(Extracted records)
--- Begin ---
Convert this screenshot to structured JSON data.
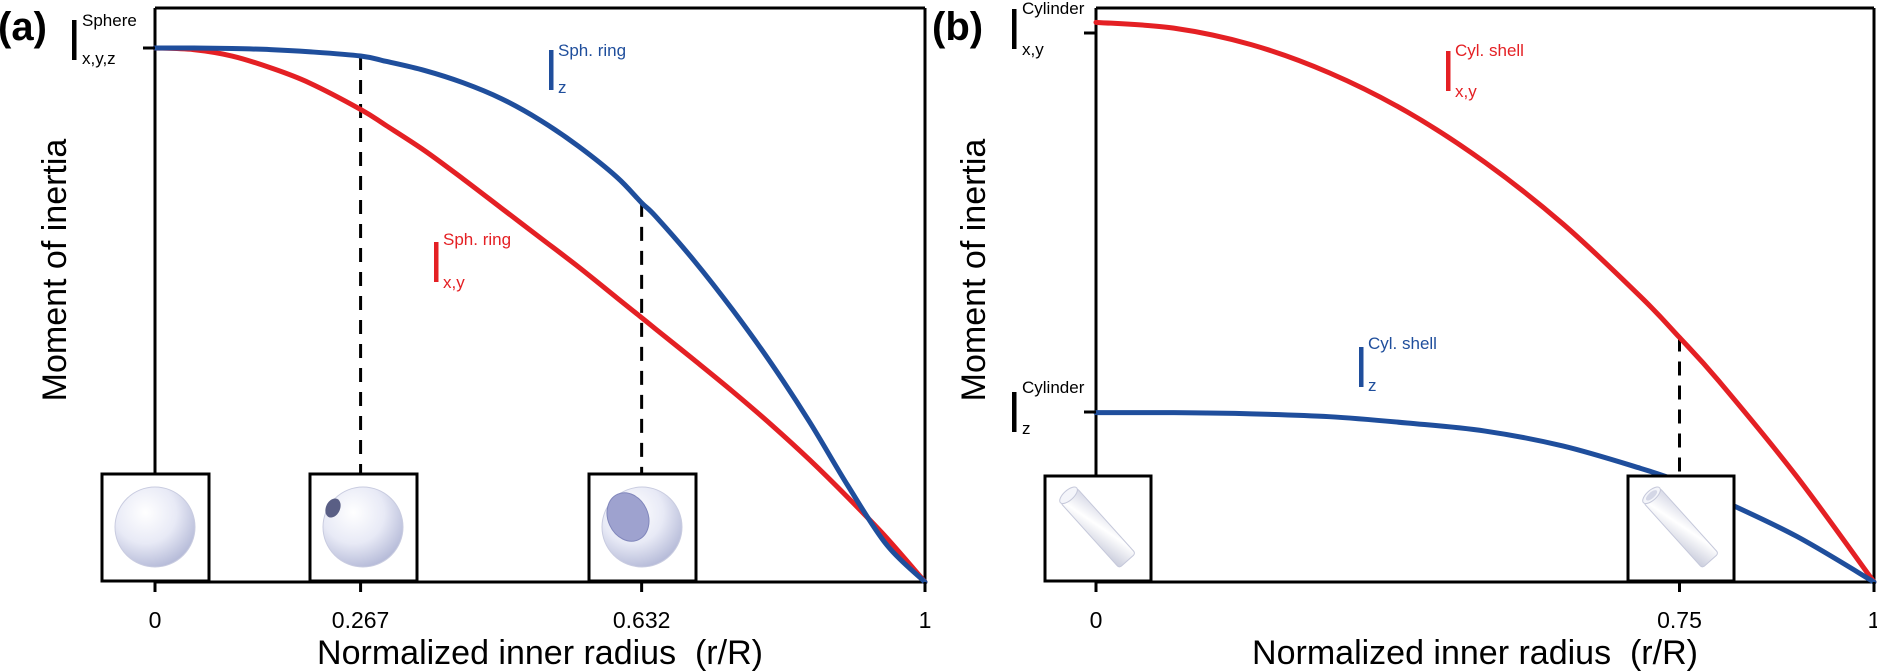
{
  "panels": {
    "a": {
      "label": "(a)"
    },
    "b": {
      "label": "(b)"
    }
  },
  "colors": {
    "red": "#e42024",
    "blue": "#1f4e9c",
    "axis": "#000000"
  },
  "chart_data": [
    {
      "type": "line",
      "panel": "a",
      "xlabel": "Normalized inner radius  (r/R)",
      "ylabel": "Moment of inertia",
      "xlim": [
        0,
        1
      ],
      "ylim": [
        0,
        1
      ],
      "x_ticks": [
        "0",
        "0.267",
        "0.632",
        "1"
      ],
      "y_tick_labels": [
        {
          "y": 1.0,
          "main": "I",
          "sup": "Sphere",
          "sub": "x,y,z"
        }
      ],
      "markers": [
        0.267,
        0.632
      ],
      "series": [
        {
          "color": "red",
          "label": {
            "main": "I",
            "sup": "Sph. ring",
            "sub": "x,y"
          },
          "x": [
            0,
            0.05,
            0.1,
            0.15,
            0.2,
            0.267,
            0.3,
            0.35,
            0.4,
            0.45,
            0.5,
            0.55,
            0.6,
            0.632,
            0.65,
            0.7,
            0.75,
            0.8,
            0.85,
            0.9,
            0.95,
            1.0
          ],
          "y": [
            1.0,
            0.997,
            0.985,
            0.963,
            0.935,
            0.885,
            0.855,
            0.808,
            0.755,
            0.7,
            0.645,
            0.59,
            0.532,
            0.495,
            0.474,
            0.416,
            0.357,
            0.295,
            0.229,
            0.158,
            0.083,
            0.0
          ]
        },
        {
          "color": "blue",
          "label": {
            "main": "I",
            "sup": "Sph. ring",
            "sub": "z"
          },
          "x": [
            0,
            0.05,
            0.1,
            0.15,
            0.2,
            0.267,
            0.3,
            0.35,
            0.4,
            0.45,
            0.5,
            0.55,
            0.6,
            0.632,
            0.65,
            0.7,
            0.75,
            0.8,
            0.85,
            0.9,
            0.95,
            1.0
          ],
          "y": [
            1.0,
            1.0,
            0.999,
            0.997,
            0.993,
            0.985,
            0.975,
            0.958,
            0.935,
            0.905,
            0.865,
            0.816,
            0.758,
            0.71,
            0.685,
            0.602,
            0.51,
            0.41,
            0.3,
            0.18,
            0.07,
            0.0
          ]
        }
      ],
      "insets": [
        "sphere-solid",
        "sphere-small-hole",
        "sphere-large-hole"
      ]
    },
    {
      "type": "line",
      "panel": "b",
      "xlabel": "Normalized inner radius  (r/R)",
      "ylabel": "Moment of inertia",
      "xlim": [
        0,
        1
      ],
      "ylim": [
        0,
        1
      ],
      "x_ticks": [
        "0",
        "0.75",
        "1"
      ],
      "y_tick_labels": [
        {
          "y": 0.975,
          "main": "I",
          "sup": "Cylinder",
          "sub": "x,y"
        },
        {
          "y": 0.295,
          "main": "I",
          "sup": "Cylinder",
          "sub": "z"
        }
      ],
      "markers": [
        0.75
      ],
      "series": [
        {
          "color": "red",
          "label": {
            "main": "I",
            "sup": "Cyl. shell",
            "sub": "x,y"
          },
          "x": [
            0,
            0.1,
            0.2,
            0.3,
            0.4,
            0.5,
            0.6,
            0.7,
            0.75,
            0.8,
            0.9,
            1.0
          ],
          "y": [
            0.975,
            0.965,
            0.936,
            0.887,
            0.819,
            0.731,
            0.624,
            0.497,
            0.426,
            0.351,
            0.185,
            0.0
          ]
        },
        {
          "color": "blue",
          "label": {
            "main": "I",
            "sup": "Cyl. shell",
            "sub": "z"
          },
          "x": [
            0,
            0.1,
            0.2,
            0.3,
            0.4,
            0.5,
            0.6,
            0.7,
            0.75,
            0.8,
            0.9,
            1.0
          ],
          "y": [
            0.295,
            0.295,
            0.293,
            0.288,
            0.277,
            0.263,
            0.237,
            0.198,
            0.175,
            0.145,
            0.08,
            0.0
          ]
        }
      ],
      "insets": [
        "cylinder-solid",
        "cylinder-hollow"
      ]
    }
  ]
}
--- End ---
What the task requires »
Your task is to reproduce all of the material exactly. The pictures stay out.

Written response »
Convert this screenshot to structured JSON data.
{
  "panels": {
    "a": {
      "label": "(a)"
    },
    "b": {
      "label": "(b)"
    }
  },
  "colors": {
    "red": "#e42024",
    "blue": "#1f4e9c",
    "axis": "#000000"
  },
  "chart_data": [
    {
      "type": "line",
      "panel": "a",
      "xlabel": "Normalized inner radius  (r/R)",
      "ylabel": "Moment of inertia",
      "xlim": [
        0,
        1
      ],
      "ylim": [
        0,
        1
      ],
      "x_ticks": [
        "0",
        "0.267",
        "0.632",
        "1"
      ],
      "y_tick_labels": [
        {
          "y": 1.0,
          "main": "I",
          "sup": "Sphere",
          "sub": "x,y,z"
        }
      ],
      "markers": [
        0.267,
        0.632
      ],
      "series": [
        {
          "color": "red",
          "label": {
            "main": "I",
            "sup": "Sph. ring",
            "sub": "x,y"
          },
          "x": [
            0,
            0.05,
            0.1,
            0.15,
            0.2,
            0.267,
            0.3,
            0.35,
            0.4,
            0.45,
            0.5,
            0.55,
            0.6,
            0.632,
            0.65,
            0.7,
            0.75,
            0.8,
            0.85,
            0.9,
            0.95,
            1.0
          ],
          "y": [
            1.0,
            0.997,
            0.985,
            0.963,
            0.935,
            0.885,
            0.855,
            0.808,
            0.755,
            0.7,
            0.645,
            0.59,
            0.532,
            0.495,
            0.474,
            0.416,
            0.357,
            0.295,
            0.229,
            0.158,
            0.083,
            0.0
          ]
        },
        {
          "color": "blue",
          "label": {
            "main": "I",
            "sup": "Sph. ring",
            "sub": "z"
          },
          "x": [
            0,
            0.05,
            0.1,
            0.15,
            0.2,
            0.267,
            0.3,
            0.35,
            0.4,
            0.45,
            0.5,
            0.55,
            0.6,
            0.632,
            0.65,
            0.7,
            0.75,
            0.8,
            0.85,
            0.9,
            0.95,
            1.0
          ],
          "y": [
            1.0,
            1.0,
            0.999,
            0.997,
            0.993,
            0.985,
            0.975,
            0.958,
            0.935,
            0.905,
            0.865,
            0.816,
            0.758,
            0.71,
            0.685,
            0.602,
            0.51,
            0.41,
            0.3,
            0.18,
            0.07,
            0.0
          ]
        }
      ],
      "insets": [
        "sphere-solid",
        "sphere-small-hole",
        "sphere-large-hole"
      ]
    },
    {
      "type": "line",
      "panel": "b",
      "xlabel": "Normalized inner radius  (r/R)",
      "ylabel": "Moment of inertia",
      "xlim": [
        0,
        1
      ],
      "ylim": [
        0,
        1
      ],
      "x_ticks": [
        "0",
        "0.75",
        "1"
      ],
      "y_tick_labels": [
        {
          "y": 0.975,
          "main": "I",
          "sup": "Cylinder",
          "sub": "x,y"
        },
        {
          "y": 0.295,
          "main": "I",
          "sup": "Cylinder",
          "sub": "z"
        }
      ],
      "markers": [
        0.75
      ],
      "series": [
        {
          "color": "red",
          "label": {
            "main": "I",
            "sup": "Cyl. shell",
            "sub": "x,y"
          },
          "x": [
            0,
            0.1,
            0.2,
            0.3,
            0.4,
            0.5,
            0.6,
            0.7,
            0.75,
            0.8,
            0.9,
            1.0
          ],
          "y": [
            0.975,
            0.965,
            0.936,
            0.887,
            0.819,
            0.731,
            0.624,
            0.497,
            0.426,
            0.351,
            0.185,
            0.0
          ]
        },
        {
          "color": "blue",
          "label": {
            "main": "I",
            "sup": "Cyl. shell",
            "sub": "z"
          },
          "x": [
            0,
            0.1,
            0.2,
            0.3,
            0.4,
            0.5,
            0.6,
            0.7,
            0.75,
            0.8,
            0.9,
            1.0
          ],
          "y": [
            0.295,
            0.295,
            0.293,
            0.288,
            0.277,
            0.263,
            0.237,
            0.198,
            0.175,
            0.145,
            0.08,
            0.0
          ]
        }
      ],
      "insets": [
        "cylinder-solid",
        "cylinder-hollow"
      ]
    }
  ]
}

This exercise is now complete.